Wherever the word "يرجع" shows up in a line, please copy that line.

• [Listed records]
- - -

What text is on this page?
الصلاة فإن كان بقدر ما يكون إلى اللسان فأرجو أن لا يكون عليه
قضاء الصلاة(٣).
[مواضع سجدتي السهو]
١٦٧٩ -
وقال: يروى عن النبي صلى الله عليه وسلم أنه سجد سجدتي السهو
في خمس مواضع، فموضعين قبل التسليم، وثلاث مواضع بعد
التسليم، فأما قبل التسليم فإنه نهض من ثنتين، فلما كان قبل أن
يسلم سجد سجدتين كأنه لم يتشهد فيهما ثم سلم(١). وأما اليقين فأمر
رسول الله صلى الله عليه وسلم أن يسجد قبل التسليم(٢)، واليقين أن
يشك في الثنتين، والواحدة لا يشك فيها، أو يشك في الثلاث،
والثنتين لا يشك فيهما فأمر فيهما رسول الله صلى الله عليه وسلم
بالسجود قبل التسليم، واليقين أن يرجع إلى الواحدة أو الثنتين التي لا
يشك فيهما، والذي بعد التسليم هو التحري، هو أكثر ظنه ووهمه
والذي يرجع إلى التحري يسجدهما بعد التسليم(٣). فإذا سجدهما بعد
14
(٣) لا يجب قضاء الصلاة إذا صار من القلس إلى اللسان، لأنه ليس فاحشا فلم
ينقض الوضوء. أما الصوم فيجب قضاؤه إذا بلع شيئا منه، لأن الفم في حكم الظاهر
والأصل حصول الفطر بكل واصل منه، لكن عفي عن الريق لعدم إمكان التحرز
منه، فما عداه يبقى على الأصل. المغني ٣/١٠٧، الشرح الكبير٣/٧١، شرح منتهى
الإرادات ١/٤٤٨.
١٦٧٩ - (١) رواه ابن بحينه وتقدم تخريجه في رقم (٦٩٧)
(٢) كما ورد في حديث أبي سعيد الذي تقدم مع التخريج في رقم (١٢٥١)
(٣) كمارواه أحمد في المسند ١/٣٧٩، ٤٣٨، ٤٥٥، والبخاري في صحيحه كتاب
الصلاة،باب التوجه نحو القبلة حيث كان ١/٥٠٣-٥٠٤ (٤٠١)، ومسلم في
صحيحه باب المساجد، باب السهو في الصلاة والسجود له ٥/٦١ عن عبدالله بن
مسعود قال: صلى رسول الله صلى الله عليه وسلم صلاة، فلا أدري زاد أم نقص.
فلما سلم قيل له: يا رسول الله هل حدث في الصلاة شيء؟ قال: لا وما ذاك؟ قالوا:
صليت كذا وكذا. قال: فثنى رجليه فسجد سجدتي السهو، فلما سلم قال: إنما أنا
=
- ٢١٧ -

- - -

• [Complete response]
بالسجود قبل التسليم، واليقين أن يرجع إلى الواحدة أو الثنتين التي لا
والذي يرجع إلى التحري يسجدهما بعد التسليم(٣). فإذا سجدهما بعد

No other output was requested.